### JOB
Draw out every line with the word "Development" from the listing below.

### SOURCE DATA
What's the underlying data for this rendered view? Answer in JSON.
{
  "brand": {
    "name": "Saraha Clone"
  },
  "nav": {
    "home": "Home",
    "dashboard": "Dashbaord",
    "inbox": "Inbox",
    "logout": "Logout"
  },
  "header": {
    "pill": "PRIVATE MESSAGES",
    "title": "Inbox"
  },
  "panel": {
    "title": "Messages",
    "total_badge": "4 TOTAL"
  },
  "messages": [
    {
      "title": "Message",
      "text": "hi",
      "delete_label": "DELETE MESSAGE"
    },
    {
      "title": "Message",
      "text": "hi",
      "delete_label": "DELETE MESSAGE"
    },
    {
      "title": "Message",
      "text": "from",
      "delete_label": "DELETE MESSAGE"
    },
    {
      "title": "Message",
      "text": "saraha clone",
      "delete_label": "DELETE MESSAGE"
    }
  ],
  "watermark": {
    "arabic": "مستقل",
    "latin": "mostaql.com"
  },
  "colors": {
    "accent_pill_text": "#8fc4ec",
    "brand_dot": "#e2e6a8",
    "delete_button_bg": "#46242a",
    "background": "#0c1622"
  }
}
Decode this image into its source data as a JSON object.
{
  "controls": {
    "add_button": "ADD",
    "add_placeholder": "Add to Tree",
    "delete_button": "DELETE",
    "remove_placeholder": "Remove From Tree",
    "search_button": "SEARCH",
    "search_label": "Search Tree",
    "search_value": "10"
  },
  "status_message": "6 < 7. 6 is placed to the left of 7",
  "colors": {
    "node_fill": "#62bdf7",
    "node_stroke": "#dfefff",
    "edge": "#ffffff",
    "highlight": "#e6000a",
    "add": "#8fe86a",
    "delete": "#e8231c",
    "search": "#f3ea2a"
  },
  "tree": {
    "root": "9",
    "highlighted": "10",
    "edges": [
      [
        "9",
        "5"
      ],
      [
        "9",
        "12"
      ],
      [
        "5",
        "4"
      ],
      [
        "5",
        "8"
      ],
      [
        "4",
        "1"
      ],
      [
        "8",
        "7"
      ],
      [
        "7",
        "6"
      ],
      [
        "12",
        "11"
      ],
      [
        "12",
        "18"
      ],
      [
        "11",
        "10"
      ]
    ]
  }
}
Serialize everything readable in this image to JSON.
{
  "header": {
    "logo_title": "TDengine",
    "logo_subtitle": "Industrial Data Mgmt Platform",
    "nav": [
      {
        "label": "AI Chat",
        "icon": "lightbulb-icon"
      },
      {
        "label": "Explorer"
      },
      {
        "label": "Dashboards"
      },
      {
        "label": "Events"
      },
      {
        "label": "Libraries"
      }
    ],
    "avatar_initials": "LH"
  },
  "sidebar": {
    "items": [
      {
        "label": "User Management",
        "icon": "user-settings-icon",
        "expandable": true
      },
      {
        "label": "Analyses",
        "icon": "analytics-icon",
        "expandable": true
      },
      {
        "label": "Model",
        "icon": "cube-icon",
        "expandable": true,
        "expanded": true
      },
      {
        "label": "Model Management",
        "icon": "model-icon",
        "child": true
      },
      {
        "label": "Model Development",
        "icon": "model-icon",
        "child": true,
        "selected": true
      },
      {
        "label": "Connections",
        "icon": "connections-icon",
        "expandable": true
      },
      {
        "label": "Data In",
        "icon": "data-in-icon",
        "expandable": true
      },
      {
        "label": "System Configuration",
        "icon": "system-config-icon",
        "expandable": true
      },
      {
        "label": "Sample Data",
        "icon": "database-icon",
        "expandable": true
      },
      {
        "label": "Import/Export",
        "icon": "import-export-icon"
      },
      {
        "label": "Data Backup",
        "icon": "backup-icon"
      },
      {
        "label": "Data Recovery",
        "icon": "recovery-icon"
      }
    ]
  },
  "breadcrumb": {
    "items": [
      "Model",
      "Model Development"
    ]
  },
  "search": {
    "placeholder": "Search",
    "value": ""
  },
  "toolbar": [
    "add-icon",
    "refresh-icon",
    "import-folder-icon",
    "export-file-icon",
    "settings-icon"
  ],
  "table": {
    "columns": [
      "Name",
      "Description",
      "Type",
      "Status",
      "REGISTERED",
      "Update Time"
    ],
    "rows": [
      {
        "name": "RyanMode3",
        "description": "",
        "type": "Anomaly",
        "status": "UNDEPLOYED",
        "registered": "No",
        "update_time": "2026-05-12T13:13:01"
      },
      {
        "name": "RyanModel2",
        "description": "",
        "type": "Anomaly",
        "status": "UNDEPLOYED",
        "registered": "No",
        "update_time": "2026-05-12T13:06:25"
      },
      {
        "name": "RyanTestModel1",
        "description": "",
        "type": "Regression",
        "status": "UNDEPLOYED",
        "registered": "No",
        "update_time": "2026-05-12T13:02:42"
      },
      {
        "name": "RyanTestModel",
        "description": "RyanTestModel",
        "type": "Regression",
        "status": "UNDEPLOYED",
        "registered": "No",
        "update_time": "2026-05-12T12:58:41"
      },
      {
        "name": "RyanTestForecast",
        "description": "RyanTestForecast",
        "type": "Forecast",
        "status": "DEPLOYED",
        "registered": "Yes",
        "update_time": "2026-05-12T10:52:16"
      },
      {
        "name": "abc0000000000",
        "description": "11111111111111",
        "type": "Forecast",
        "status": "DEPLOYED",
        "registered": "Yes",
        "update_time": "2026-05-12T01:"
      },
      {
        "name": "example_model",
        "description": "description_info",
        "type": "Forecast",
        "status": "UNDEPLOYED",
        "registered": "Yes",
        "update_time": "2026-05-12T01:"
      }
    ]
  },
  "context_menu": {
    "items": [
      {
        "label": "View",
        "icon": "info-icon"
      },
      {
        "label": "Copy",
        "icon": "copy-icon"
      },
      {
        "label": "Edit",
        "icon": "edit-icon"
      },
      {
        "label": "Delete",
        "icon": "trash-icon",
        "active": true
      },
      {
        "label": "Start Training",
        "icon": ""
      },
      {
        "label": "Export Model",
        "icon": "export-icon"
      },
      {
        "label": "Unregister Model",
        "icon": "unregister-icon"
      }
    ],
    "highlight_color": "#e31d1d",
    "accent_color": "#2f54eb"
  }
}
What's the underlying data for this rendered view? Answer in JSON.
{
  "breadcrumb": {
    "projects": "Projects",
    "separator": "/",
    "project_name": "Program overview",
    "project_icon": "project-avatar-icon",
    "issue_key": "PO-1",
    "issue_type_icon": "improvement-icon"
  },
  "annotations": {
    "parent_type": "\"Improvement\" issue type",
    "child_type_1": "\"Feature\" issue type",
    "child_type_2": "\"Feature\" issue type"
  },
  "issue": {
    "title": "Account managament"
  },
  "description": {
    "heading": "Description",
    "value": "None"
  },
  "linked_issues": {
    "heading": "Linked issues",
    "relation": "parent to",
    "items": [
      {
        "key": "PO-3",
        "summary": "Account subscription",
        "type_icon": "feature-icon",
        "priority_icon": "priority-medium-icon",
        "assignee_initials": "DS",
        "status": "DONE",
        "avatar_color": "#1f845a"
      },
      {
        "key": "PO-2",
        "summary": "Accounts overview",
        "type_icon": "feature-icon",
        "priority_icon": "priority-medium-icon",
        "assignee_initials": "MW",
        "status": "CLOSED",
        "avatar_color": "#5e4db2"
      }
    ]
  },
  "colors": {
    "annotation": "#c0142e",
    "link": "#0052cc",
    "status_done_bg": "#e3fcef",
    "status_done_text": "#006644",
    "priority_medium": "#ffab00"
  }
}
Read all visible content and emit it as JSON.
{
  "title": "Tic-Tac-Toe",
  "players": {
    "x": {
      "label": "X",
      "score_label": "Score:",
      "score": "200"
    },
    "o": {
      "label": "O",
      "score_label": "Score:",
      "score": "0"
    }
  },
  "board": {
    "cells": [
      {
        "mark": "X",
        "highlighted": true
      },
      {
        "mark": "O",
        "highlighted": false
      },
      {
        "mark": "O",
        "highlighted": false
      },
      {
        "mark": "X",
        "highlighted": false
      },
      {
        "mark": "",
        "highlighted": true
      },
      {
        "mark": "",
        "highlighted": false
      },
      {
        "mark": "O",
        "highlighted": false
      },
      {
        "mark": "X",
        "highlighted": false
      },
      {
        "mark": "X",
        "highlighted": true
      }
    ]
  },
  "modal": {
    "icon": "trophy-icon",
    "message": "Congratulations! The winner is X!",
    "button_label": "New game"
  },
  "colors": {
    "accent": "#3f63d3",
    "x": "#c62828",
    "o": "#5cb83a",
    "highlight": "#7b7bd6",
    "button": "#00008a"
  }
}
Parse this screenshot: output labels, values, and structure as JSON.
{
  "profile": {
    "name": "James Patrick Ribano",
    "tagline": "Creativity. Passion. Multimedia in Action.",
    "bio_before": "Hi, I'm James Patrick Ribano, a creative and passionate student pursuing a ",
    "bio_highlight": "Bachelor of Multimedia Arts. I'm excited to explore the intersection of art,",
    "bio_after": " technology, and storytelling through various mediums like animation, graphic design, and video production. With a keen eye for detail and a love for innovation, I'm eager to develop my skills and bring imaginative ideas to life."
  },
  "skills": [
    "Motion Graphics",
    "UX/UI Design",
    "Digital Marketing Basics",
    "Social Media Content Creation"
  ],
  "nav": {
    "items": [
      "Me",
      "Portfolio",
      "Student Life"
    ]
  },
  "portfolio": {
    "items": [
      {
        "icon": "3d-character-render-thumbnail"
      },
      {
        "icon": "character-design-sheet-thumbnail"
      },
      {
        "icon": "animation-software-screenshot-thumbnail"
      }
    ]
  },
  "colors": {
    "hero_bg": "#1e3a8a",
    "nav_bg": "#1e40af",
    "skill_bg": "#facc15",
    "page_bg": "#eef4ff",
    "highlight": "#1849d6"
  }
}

### THE SOLUTION
        "label": "Model Development",
      "Model Development"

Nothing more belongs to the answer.